### SET EXERCISE
Make an exact copy of all the material below, apart from the pictures.
* BEGIN DATA ROWS *
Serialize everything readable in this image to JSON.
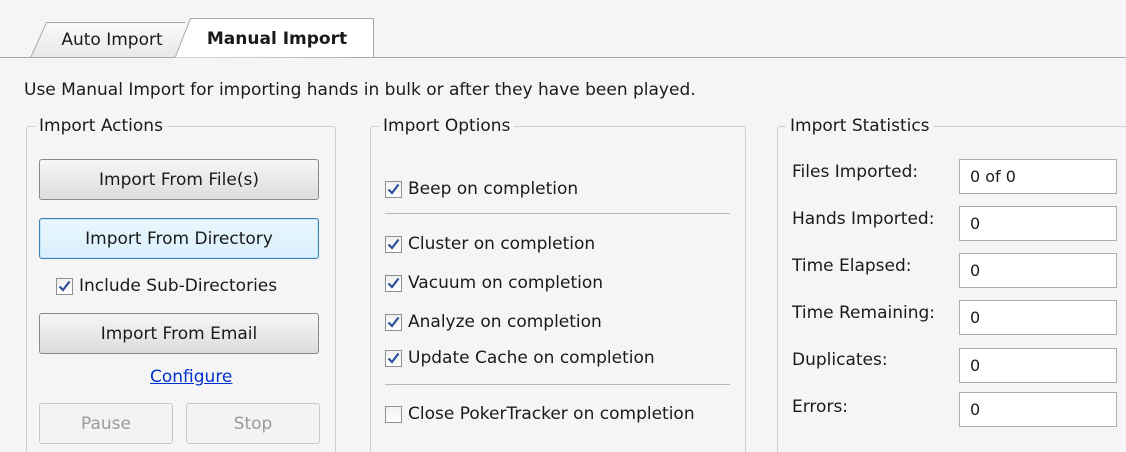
{
  "tabs": {
    "auto": "Auto Import",
    "manual": "Manual Import"
  },
  "description": "Use Manual Import for importing hands in bulk or after they have been played.",
  "actions": {
    "legend": "Import Actions",
    "import_files": "Import From File(s)",
    "import_directory": "Import From Directory",
    "include_subdirs": "Include Sub-Directories",
    "include_subdirs_checked": true,
    "import_email": "Import From Email",
    "configure": "Configure",
    "pause": "Pause",
    "stop": "Stop"
  },
  "options": {
    "legend": "Import Options",
    "items": [
      {
        "label": "Beep on completion",
        "checked": true
      },
      {
        "label": "Cluster on completion",
        "checked": true
      },
      {
        "label": "Vacuum on completion",
        "checked": true
      },
      {
        "label": "Analyze on completion",
        "checked": true
      },
      {
        "label": "Update Cache on completion",
        "checked": true
      },
      {
        "label": "Close PokerTracker on completion",
        "checked": false
      }
    ]
  },
  "statistics": {
    "legend": "Import Statistics",
    "rows": [
      {
        "label": "Files Imported:",
        "value": "0 of 0"
      },
      {
        "label": "Hands Imported:",
        "value": "0"
      },
      {
        "label": "Time Elapsed:",
        "value": "0"
      },
      {
        "label": "Time Remaining:",
        "value": "0"
      },
      {
        "label": "Duplicates:",
        "value": "0"
      },
      {
        "label": "Errors:",
        "value": "0"
      }
    ]
  },
  "colors": {
    "accent_focus": "#3c7fb1",
    "link": "#0033cc",
    "check": "#2b4f99"
  }
}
* END DATA ROWS *
### TASK RESULT
Serialize everything readable in this image to JSON.
{
  "tabs": {
    "auto": "Auto Import",
    "manual": "Manual Import"
  },
  "description": "Use Manual Import for importing hands in bulk or after they have been played.",
  "actions": {
    "legend": "Import Actions",
    "import_files": "Import From File(s)",
    "import_directory": "Import From Directory",
    "include_subdirs": "Include Sub-Directories",
    "include_subdirs_checked": true,
    "import_email": "Import From Email",
    "configure": "Configure",
    "pause": "Pause",
    "stop": "Stop"
  },
  "options": {
    "legend": "Import Options",
    "items": [
      {
        "label": "Beep on completion",
        "checked": true
      },
      {
        "label": "Cluster on completion",
        "checked": true
      },
      {
        "label": "Vacuum on completion",
        "checked": true
      },
      {
        "label": "Analyze on completion",
        "checked": true
      },
      {
        "label": "Update Cache on completion",
        "checked": true
      },
      {
        "label": "Close PokerTracker on completion",
        "checked": false
      }
    ]
  },
  "statistics": {
    "legend": "Import Statistics",
    "rows": [
      {
        "label": "Files Imported:",
        "value": "0 of 0"
      },
      {
        "label": "Hands Imported:",
        "value": "0"
      },
      {
        "label": "Time Elapsed:",
        "value": "0"
      },
      {
        "label": "Time Remaining:",
        "value": "0"
      },
      {
        "label": "Duplicates:",
        "value": "0"
      },
      {
        "label": "Errors:",
        "value": "0"
      }
    ]
  },
  "colors": {
    "accent_focus": "#3c7fb1",
    "link": "#0033cc",
    "check": "#2b4f99"
  }
}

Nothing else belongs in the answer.